■ Assignment ■
From the records below, return every line containing the word "diabetes".
····················
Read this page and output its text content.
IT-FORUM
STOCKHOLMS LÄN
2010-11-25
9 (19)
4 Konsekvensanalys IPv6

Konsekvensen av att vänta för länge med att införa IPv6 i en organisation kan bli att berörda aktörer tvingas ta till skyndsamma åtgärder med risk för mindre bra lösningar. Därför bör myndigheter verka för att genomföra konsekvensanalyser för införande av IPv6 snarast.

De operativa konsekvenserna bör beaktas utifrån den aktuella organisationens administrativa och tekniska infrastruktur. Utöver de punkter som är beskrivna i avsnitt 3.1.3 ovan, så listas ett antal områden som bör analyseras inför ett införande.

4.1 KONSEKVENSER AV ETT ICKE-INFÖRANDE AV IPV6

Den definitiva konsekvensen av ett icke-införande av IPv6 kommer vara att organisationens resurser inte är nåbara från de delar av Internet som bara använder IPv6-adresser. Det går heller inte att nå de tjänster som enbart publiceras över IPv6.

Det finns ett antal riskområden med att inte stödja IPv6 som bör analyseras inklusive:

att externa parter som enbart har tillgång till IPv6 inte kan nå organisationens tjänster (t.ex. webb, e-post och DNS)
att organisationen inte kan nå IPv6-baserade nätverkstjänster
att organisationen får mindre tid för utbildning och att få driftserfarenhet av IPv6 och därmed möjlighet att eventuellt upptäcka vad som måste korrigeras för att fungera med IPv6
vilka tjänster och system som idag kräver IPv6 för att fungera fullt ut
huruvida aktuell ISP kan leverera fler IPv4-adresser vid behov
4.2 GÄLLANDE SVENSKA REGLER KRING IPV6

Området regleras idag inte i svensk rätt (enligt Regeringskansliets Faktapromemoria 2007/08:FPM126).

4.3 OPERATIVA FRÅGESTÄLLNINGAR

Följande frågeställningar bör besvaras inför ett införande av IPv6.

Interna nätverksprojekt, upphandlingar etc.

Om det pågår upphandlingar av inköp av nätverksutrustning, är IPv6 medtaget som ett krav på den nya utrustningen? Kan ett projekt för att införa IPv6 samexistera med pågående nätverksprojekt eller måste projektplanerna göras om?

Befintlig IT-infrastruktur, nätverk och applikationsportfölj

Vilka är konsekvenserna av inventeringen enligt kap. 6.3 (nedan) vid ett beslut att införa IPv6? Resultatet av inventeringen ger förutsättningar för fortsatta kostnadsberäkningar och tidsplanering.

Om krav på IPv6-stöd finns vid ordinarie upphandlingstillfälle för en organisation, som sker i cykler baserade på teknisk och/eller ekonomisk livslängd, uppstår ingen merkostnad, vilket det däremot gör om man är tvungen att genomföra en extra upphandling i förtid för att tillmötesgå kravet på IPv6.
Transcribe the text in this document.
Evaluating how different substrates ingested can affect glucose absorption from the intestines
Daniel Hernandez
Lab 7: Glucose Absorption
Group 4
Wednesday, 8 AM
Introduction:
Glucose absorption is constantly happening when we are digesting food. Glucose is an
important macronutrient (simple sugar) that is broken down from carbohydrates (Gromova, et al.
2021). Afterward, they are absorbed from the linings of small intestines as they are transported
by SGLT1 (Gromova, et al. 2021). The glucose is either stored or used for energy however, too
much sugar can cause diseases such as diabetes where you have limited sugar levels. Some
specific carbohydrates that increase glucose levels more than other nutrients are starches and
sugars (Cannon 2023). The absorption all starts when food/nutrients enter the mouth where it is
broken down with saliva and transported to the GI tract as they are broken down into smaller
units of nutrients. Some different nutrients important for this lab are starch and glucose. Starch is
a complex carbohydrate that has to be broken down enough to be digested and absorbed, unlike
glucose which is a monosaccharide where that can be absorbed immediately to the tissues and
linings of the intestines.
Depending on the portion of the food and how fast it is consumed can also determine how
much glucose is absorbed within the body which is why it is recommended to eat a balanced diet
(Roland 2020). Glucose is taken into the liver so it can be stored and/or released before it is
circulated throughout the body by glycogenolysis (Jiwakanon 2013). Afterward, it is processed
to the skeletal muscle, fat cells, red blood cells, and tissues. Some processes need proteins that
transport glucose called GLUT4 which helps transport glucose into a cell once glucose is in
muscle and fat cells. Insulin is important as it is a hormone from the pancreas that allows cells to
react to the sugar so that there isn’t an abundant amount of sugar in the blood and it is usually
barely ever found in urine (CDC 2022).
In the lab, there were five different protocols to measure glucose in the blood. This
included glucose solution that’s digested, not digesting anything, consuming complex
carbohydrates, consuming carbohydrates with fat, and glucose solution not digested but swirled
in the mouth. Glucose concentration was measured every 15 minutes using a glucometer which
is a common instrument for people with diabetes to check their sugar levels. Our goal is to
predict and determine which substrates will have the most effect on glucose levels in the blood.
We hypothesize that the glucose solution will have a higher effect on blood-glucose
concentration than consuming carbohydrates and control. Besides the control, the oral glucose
····················
■ Written solution ■
much sugar can cause diseases such as diabetes where you have limited sugar levels. Some
is a common instrument for people with diabetes to check their sugar levels. Our goal is to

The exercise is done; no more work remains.